> **EXERCISE DESCRIPTION**
Restate the entire listing word for word.

* begin *

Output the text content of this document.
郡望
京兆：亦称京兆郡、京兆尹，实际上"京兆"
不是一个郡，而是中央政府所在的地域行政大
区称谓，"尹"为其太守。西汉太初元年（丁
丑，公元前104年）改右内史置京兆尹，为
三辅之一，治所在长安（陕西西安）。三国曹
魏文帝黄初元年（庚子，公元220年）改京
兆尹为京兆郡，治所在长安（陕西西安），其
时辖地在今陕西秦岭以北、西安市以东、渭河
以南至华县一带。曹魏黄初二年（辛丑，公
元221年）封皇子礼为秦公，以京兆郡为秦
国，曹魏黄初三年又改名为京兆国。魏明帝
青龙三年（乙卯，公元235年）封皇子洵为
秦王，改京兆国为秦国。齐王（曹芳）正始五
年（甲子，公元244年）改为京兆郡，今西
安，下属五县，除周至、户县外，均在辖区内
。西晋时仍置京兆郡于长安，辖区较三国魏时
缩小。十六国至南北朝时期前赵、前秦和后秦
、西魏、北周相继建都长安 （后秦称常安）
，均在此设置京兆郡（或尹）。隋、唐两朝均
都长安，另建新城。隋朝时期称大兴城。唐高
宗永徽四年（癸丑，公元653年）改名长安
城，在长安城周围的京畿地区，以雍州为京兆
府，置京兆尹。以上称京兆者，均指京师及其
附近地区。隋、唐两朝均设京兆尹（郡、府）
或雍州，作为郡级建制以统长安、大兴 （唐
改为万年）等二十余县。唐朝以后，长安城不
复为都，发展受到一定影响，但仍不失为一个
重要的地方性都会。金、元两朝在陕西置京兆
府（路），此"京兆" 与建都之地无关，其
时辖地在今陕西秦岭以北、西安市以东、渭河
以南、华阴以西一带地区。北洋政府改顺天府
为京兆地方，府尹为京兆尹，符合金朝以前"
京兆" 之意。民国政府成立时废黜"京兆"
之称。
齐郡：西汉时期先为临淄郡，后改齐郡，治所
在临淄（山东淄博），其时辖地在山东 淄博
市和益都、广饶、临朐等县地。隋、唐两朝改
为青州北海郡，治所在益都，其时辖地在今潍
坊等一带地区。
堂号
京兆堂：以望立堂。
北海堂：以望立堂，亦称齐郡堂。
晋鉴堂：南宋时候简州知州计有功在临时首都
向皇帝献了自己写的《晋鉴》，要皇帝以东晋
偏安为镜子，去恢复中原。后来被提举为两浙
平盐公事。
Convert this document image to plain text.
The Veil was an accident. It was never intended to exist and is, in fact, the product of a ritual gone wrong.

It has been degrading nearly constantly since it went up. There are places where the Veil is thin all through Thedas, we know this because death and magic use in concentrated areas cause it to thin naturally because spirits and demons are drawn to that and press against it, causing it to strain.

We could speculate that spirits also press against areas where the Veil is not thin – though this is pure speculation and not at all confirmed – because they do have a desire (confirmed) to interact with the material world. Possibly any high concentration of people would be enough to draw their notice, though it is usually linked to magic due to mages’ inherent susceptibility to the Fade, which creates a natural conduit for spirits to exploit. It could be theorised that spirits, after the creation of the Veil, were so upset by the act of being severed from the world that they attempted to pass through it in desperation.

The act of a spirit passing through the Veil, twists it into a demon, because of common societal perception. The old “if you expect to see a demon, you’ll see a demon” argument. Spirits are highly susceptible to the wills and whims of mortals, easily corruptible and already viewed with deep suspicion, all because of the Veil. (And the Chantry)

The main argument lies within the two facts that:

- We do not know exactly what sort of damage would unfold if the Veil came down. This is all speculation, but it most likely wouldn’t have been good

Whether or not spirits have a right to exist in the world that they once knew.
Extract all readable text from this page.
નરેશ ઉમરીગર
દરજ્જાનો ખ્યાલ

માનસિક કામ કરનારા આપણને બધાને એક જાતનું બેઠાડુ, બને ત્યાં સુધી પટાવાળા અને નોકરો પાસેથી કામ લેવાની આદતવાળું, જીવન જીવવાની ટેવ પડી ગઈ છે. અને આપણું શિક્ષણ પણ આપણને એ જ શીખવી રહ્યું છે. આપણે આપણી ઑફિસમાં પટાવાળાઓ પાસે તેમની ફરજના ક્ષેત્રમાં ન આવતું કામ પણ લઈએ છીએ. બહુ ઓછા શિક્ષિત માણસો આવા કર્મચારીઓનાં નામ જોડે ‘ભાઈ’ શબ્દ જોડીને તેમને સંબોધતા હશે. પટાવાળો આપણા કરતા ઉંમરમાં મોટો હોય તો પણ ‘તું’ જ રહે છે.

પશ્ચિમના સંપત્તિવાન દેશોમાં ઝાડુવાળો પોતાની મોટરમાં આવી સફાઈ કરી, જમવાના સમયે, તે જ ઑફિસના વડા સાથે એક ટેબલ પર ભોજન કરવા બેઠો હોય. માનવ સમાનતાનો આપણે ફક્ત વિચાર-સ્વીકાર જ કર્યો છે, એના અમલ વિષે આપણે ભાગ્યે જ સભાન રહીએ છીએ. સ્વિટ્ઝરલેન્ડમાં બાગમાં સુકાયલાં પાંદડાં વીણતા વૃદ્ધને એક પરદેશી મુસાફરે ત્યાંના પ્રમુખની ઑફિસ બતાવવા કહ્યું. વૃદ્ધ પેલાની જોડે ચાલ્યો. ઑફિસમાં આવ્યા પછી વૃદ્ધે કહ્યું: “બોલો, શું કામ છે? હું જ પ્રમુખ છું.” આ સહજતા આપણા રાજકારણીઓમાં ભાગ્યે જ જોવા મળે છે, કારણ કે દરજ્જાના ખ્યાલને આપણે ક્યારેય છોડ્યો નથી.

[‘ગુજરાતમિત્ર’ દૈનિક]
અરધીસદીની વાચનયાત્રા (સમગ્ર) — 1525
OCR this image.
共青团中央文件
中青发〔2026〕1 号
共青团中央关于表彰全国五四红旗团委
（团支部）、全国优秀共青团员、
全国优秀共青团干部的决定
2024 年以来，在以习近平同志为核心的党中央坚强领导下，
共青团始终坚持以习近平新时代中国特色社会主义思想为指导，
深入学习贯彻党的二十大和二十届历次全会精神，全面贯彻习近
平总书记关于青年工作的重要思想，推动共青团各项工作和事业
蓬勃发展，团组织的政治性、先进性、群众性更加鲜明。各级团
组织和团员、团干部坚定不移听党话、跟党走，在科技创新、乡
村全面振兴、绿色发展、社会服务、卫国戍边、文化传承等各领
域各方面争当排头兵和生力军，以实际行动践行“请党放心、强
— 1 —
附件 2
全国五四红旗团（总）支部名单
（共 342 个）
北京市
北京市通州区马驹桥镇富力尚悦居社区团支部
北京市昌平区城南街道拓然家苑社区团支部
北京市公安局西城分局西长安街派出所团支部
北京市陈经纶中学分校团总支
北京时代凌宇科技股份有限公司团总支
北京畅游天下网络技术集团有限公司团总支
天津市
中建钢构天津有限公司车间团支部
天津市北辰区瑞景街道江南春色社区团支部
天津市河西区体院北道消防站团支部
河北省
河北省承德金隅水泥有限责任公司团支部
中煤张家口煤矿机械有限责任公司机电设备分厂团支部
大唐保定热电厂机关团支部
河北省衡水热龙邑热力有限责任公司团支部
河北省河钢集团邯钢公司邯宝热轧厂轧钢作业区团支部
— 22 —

* end *

> **THE RESPONSE**
Output the text content of this document.
郡望
京兆：亦称京兆郡、京兆尹，实际上"京兆"
不是一个郡，而是中央政府所在的地域行政大
区称谓，"尹"为其太守。西汉太初元年（丁
丑，公元前104年）改右内史置京兆尹，为
三辅之一，治所在长安（陕西西安）。三国曹
魏文帝黄初元年（庚子，公元220年）改京
兆尹为京兆郡，治所在长安（陕西西安），其
时辖地在今陕西秦岭以北、西安市以东、渭河
以南至华县一带。曹魏黄初二年（辛丑，公
元221年）封皇子礼为秦公，以京兆郡为秦
国，曹魏黄初三年又改名为京兆国。魏明帝
青龙三年（乙卯，公元235年）封皇子洵为
秦王，改京兆国为秦国。齐王（曹芳）正始五
年（甲子，公元244年）改为京兆郡，今西
安，下属五县，除周至、户县外，均在辖区内
。西晋时仍置京兆郡于长安，辖区较三国魏时
缩小。十六国至南北朝时期前赵、前秦和后秦
、西魏、北周相继建都长安 （后秦称常安）
，均在此设置京兆郡（或尹）。隋、唐两朝均
都长安，另建新城。隋朝时期称大兴城。唐高
宗永徽四年（癸丑，公元653年）改名长安
城，在长安城周围的京畿地区，以雍州为京兆
府，置京兆尹。以上称京兆者，均指京师及其
附近地区。隋、唐两朝均设京兆尹（郡、府）
或雍州，作为郡级建制以统长安、大兴 （唐
改为万年）等二十余县。唐朝以后，长安城不
复为都，发展受到一定影响，但仍不失为一个
重要的地方性都会。金、元两朝在陕西置京兆
府（路），此"京兆" 与建都之地无关，其
时辖地在今陕西秦岭以北、西安市以东、渭河
以南、华阴以西一带地区。北洋政府改顺天府
为京兆地方，府尹为京兆尹，符合金朝以前"
京兆" 之意。民国政府成立时废黜"京兆"
之称。
齐郡：西汉时期先为临淄郡，后改齐郡，治所
在临淄（山东淄博），其时辖地在山东 淄博
市和益都、广饶、临朐等县地。隋、唐两朝改
为青州北海郡，治所在益都，其时辖地在今潍
坊等一带地区。
堂号
京兆堂：以望立堂。
北海堂：以望立堂，亦称齐郡堂。
晋鉴堂：南宋时候简州知州计有功在临时首都
向皇帝献了自己写的《晋鉴》，要皇帝以东晋
偏安为镜子，去恢复中原。后来被提举为两浙
平盐公事。
Convert this document image to plain text.
The Veil was an accident. It was never intended to exist and is, in fact, the product of a ritual gone wrong.

It has been degrading nearly constantly since it went up. There are places where the Veil is thin all through Thedas, we know this because death and magic use in concentrated areas cause it to thin naturally because spirits and demons are drawn to that and press against it, causing it to strain.

We could speculate that spirits also press against areas where the Veil is not thin – though this is pure speculation and not at all confirmed – because they do have a desire (confirmed) to interact with the material world. Possibly any high concentration of people would be enough to draw their notice, though it is usually linked to magic due to mages’ inherent susceptibility to the Fade, which creates a natural conduit for spirits to exploit. It could be theorised that spirits, after the creation of the Veil, were so upset by the act of being severed from the world that they attempted to pass through it in desperation.

The act of a spirit passing through the Veil, twists it into a demon, because of common societal perception. The old “if you expect to see a demon, you’ll see a demon” argument. Spirits are highly susceptible to the wills and whims of mortals, easily corruptible and already viewed with deep suspicion, all because of the Veil. (And the Chantry)

The main argument lies within the two facts that:

- We do not know exactly what sort of damage would unfold if the Veil came down. This is all speculation, but it most likely wouldn’t have been good

Whether or not spirits have a right to exist in the world that they once knew.
Extract all readable text from this page.
નરેશ ઉમરીગર
દરજ્જાનો ખ્યાલ

માનસિક કામ કરનારા આપણને બધાને એક જાતનું બેઠાડુ, બને ત્યાં સુધી પટાવાળા અને નોકરો પાસેથી કામ લેવાની આદતવાળું, જીવન જીવવાની ટેવ પડી ગઈ છે. અને આપણું શિક્ષણ પણ આપણને એ જ શીખવી રહ્યું છે. આપણે આપણી ઑફિસમાં પટાવાળાઓ પાસે તેમની ફરજના ક્ષેત્રમાં ન આવતું કામ પણ લઈએ છીએ. બહુ ઓછા શિક્ષિત માણસો આવા કર્મચારીઓનાં નામ જોડે ‘ભાઈ’ શબ્દ જોડીને તેમને સંબોધતા હશે. પટાવાળો આપણા કરતા ઉંમરમાં મોટો હોય તો પણ ‘તું’ જ રહે છે.

પશ્ચિમના સંપત્તિવાન દેશોમાં ઝાડુવાળો પોતાની મોટરમાં આવી સફાઈ કરી, જમવાના સમયે, તે જ ઑફિસના વડા સાથે એક ટેબલ પર ભોજન કરવા બેઠો હોય. માનવ સમાનતાનો આપણે ફક્ત વિચાર-સ્વીકાર જ કર્યો છે, એના અમલ વિષે આપણે ભાગ્યે જ સભાન રહીએ છીએ. સ્વિટ્ઝરલેન્ડમાં બાગમાં સુકાયલાં પાંદડાં વીણતા વૃદ્ધને એક પરદેશી મુસાફરે ત્યાંના પ્રમુખની ઑફિસ બતાવવા કહ્યું. વૃદ્ધ પેલાની જોડે ચાલ્યો. ઑફિસમાં આવ્યા પછી વૃદ્ધે કહ્યું: “બોલો, શું કામ છે? હું જ પ્રમુખ છું.” આ સહજતા આપણા રાજકારણીઓમાં ભાગ્યે જ જોવા મળે છે, કારણ કે દરજ્જાના ખ્યાલને આપણે ક્યારેય છોડ્યો નથી.

[‘ગુજરાતમિત્ર’ દૈનિક]
અરધીસદીની વાચનયાત્રા (સમગ્ર) — 1525
OCR this image.
共青团中央文件
中青发〔2026〕1 号
共青团中央关于表彰全国五四红旗团委
（团支部）、全国优秀共青团员、
全国优秀共青团干部的决定
2024 年以来，在以习近平同志为核心的党中央坚强领导下，
共青团始终坚持以习近平新时代中国特色社会主义思想为指导，
深入学习贯彻党的二十大和二十届历次全会精神，全面贯彻习近
平总书记关于青年工作的重要思想，推动共青团各项工作和事业
蓬勃发展，团组织的政治性、先进性、群众性更加鲜明。各级团
组织和团员、团干部坚定不移听党话、跟党走，在科技创新、乡
村全面振兴、绿色发展、社会服务、卫国戍边、文化传承等各领
域各方面争当排头兵和生力军，以实际行动践行“请党放心、强
— 1 —
附件 2
全国五四红旗团（总）支部名单
（共 342 个）
北京市
北京市通州区马驹桥镇富力尚悦居社区团支部
北京市昌平区城南街道拓然家苑社区团支部
北京市公安局西城分局西长安街派出所团支部
北京市陈经纶中学分校团总支
北京时代凌宇科技股份有限公司团总支
北京畅游天下网络技术集团有限公司团总支
天津市
中建钢构天津有限公司车间团支部
天津市北辰区瑞景街道江南春色社区团支部
天津市河西区体院北道消防站团支部
河北省
河北省承德金隅水泥有限责任公司团支部
中煤张家口煤矿机械有限责任公司机电设备分厂团支部
大唐保定热电厂机关团支部
河北省衡水热龙邑热力有限责任公司团支部
河北省河钢集团邯钢公司邯宝热轧厂轧钢作业区团支部
— 22 —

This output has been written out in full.